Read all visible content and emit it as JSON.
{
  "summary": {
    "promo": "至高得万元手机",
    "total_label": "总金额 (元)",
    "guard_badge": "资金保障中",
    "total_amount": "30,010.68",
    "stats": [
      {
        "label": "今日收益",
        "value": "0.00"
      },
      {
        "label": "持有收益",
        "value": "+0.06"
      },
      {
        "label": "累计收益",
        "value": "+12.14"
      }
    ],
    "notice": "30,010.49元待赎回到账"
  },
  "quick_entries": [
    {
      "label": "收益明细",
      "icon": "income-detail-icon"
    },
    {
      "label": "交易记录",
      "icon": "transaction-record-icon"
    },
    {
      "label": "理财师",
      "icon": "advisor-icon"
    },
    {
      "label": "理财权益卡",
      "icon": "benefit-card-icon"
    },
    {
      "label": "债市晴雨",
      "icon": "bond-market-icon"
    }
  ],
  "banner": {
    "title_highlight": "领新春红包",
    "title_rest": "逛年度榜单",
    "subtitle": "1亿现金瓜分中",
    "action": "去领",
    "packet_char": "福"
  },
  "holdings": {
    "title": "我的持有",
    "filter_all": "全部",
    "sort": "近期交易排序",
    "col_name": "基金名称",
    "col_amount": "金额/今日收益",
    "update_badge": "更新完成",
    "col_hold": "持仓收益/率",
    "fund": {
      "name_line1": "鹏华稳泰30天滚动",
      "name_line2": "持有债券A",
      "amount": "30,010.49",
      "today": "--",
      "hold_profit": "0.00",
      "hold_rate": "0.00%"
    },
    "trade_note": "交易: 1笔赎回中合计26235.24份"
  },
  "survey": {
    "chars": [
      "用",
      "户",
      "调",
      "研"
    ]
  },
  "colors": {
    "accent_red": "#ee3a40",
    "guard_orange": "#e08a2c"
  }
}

Work to be completed:
All of the entries above should be written out again exactly.

The answer:
Read all visible content and emit it as JSON.
{
  "summary": {
    "promo": "至高得万元手机",
    "total_label": "总金额 (元)",
    "guard_badge": "资金保障中",
    "total_amount": "30,010.68",
    "stats": [
      {
        "label": "今日收益",
        "value": "0.00"
      },
      {
        "label": "持有收益",
        "value": "+0.06"
      },
      {
        "label": "累计收益",
        "value": "+12.14"
      }
    ],
    "notice": "30,010.49元待赎回到账"
  },
  "quick_entries": [
    {
      "label": "收益明细",
      "icon": "income-detail-icon"
    },
    {
      "label": "交易记录",
      "icon": "transaction-record-icon"
    },
    {
      "label": "理财师",
      "icon": "advisor-icon"
    },
    {
      "label": "理财权益卡",
      "icon": "benefit-card-icon"
    },
    {
      "label": "债市晴雨",
      "icon": "bond-market-icon"
    }
  ],
  "banner": {
    "title_highlight": "领新春红包",
    "title_rest": "逛年度榜单",
    "subtitle": "1亿现金瓜分中",
    "action": "去领",
    "packet_char": "福"
  },
  "holdings": {
    "title": "我的持有",
    "filter_all": "全部",
    "sort": "近期交易排序",
    "col_name": "基金名称",
    "col_amount": "金额/今日收益",
    "update_badge": "更新完成",
    "col_hold": "持仓收益/率",
    "fund": {
      "name_line1": "鹏华稳泰30天滚动",
      "name_line2": "持有债券A",
      "amount": "30,010.49",
      "today": "--",
      "hold_profit": "0.00",
      "hold_rate": "0.00%"
    },
    "trade_note": "交易: 1笔赎回中合计26235.24份"
  },
  "survey": {
    "chars": [
      "用",
      "户",
      "调",
      "研"
    ]
  },
  "colors": {
    "accent_red": "#ee3a40",
    "guard_orange": "#e08a2c"
  }
}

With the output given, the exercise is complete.